**TASK TO CARRY OUT:** Pick out every line with the word "Show" and copy it.

====== INPUT RECORDS ======

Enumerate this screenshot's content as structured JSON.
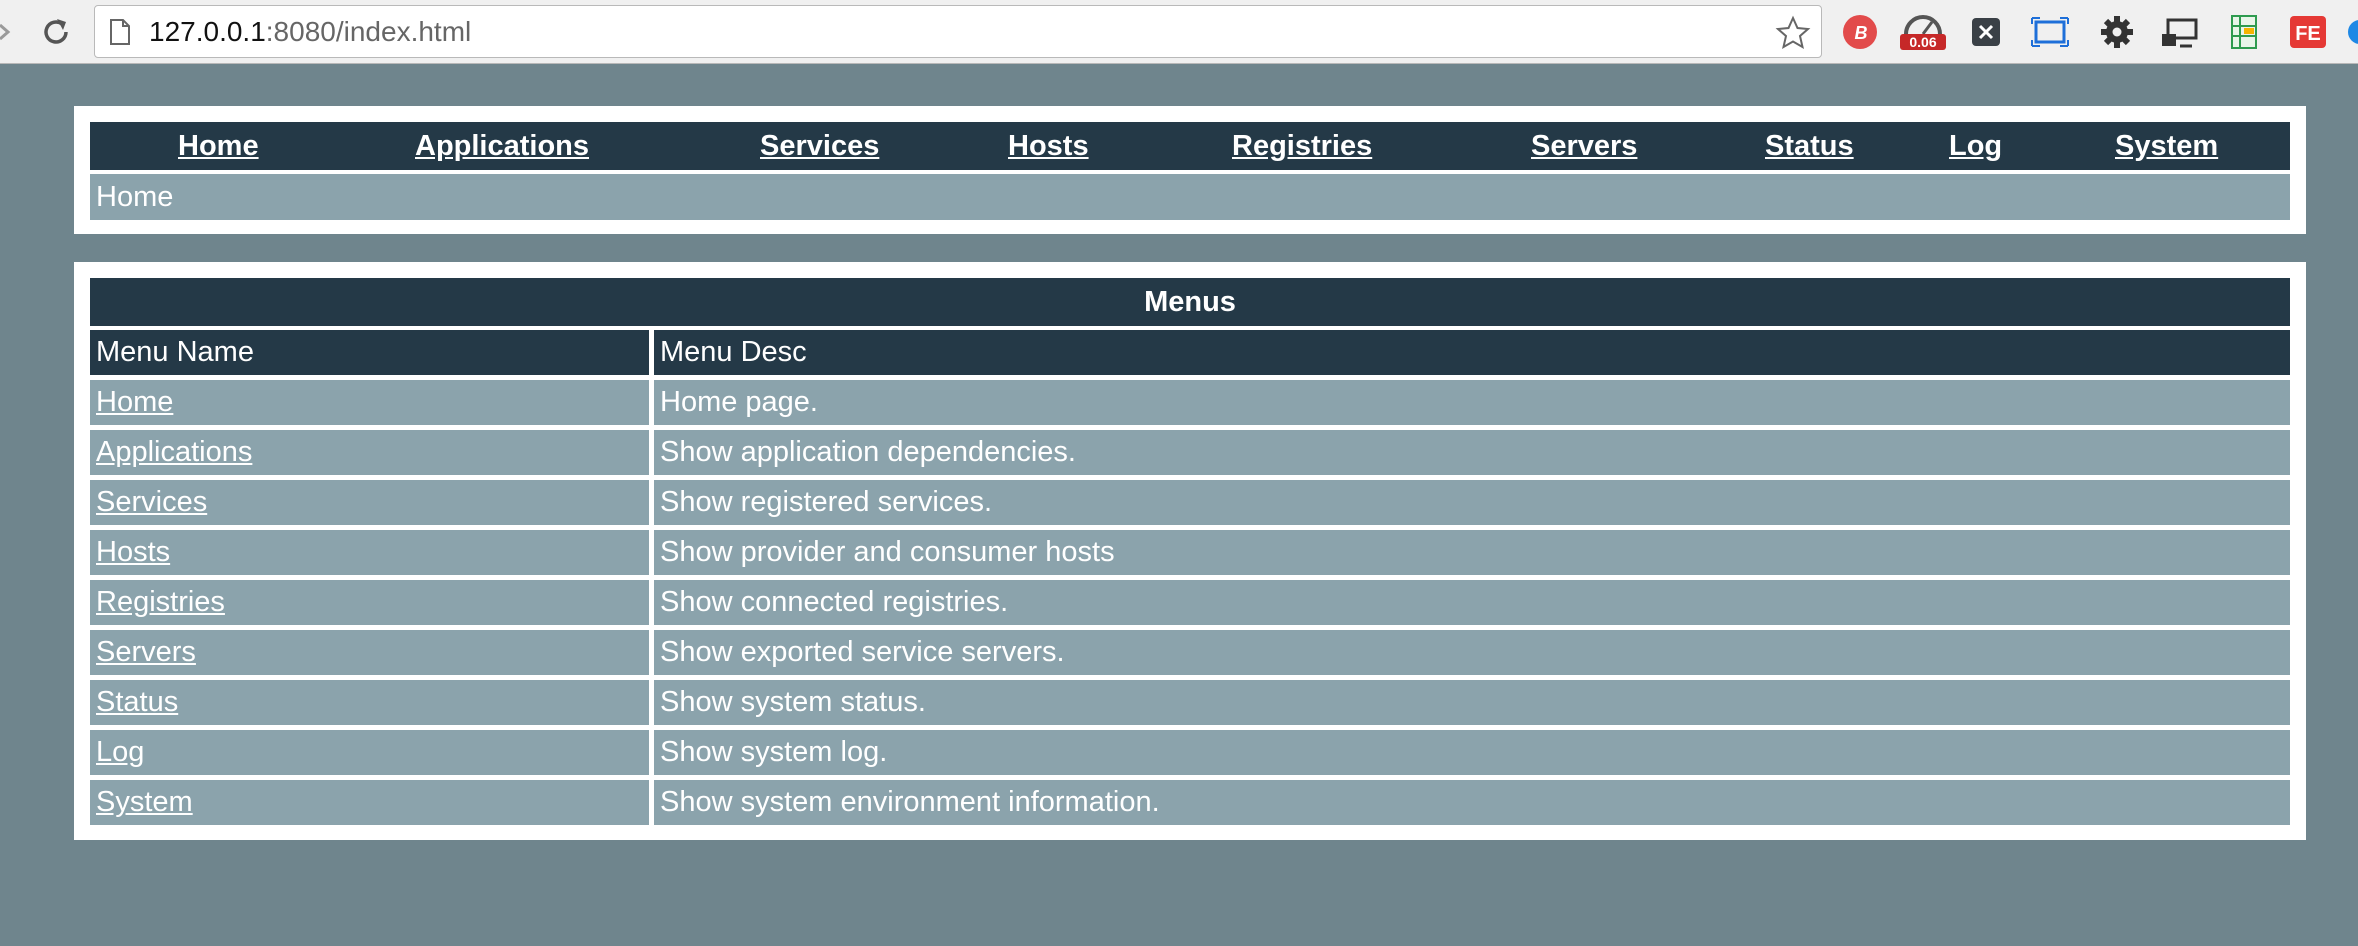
{
  "browser": {
    "url_host": "127.0.0.1",
    "url_rest": ":8080/index.html",
    "extensions": [
      {
        "name": "b-extension-icon",
        "color": "#e24b4b",
        "label": "B"
      },
      {
        "name": "speed-extension-icon",
        "color": "#c62828",
        "badge": "0.06"
      },
      {
        "name": "x-extension-icon",
        "color": "#3a4046",
        "label": "X"
      },
      {
        "name": "screenshot-extension-icon",
        "color": "#1e6fd9"
      },
      {
        "name": "settings-extension-icon",
        "color": "#333333"
      },
      {
        "name": "cast-extension-icon",
        "color": "#333333"
      },
      {
        "name": "sheet-extension-icon",
        "color": "#2e9b4f"
      },
      {
        "name": "fe-extension-icon",
        "color": "#e53935",
        "label": "FE"
      }
    ]
  },
  "colors": {
    "page_bg": "#6f858d",
    "dark_bar": "#243947",
    "light_bar": "#8ba3ac"
  },
  "topnav": {
    "items": [
      {
        "label": "Home"
      },
      {
        "label": "Applications"
      },
      {
        "label": "Services"
      },
      {
        "label": "Hosts"
      },
      {
        "label": "Registries"
      },
      {
        "label": "Servers"
      },
      {
        "label": "Status"
      },
      {
        "label": "Log"
      },
      {
        "label": "System"
      }
    ]
  },
  "breadcrumb": {
    "current": "Home"
  },
  "menus": {
    "title": "Menus",
    "columns": [
      "Menu Name",
      "Menu Desc"
    ],
    "rows": [
      {
        "name": "Home",
        "desc": "Home page."
      },
      {
        "name": "Applications",
        "desc": "Show application dependencies."
      },
      {
        "name": "Services",
        "desc": "Show registered services."
      },
      {
        "name": "Hosts",
        "desc": "Show provider and consumer hosts"
      },
      {
        "name": "Registries",
        "desc": "Show connected registries."
      },
      {
        "name": "Servers",
        "desc": "Show exported service servers."
      },
      {
        "name": "Status",
        "desc": "Show system status."
      },
      {
        "name": "Log",
        "desc": "Show system log."
      },
      {
        "name": "System",
        "desc": "Show system environment information."
      }
    ]
  }
}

======

**TASK ANSWER:**
        "desc": "Show application dependencies."
        "desc": "Show registered services."
        "desc": "Show provider and consumer hosts"
        "desc": "Show connected registries."
        "desc": "Show exported service servers."
        "desc": "Show system status."
        "desc": "Show system log."
        "desc": "Show system environment information."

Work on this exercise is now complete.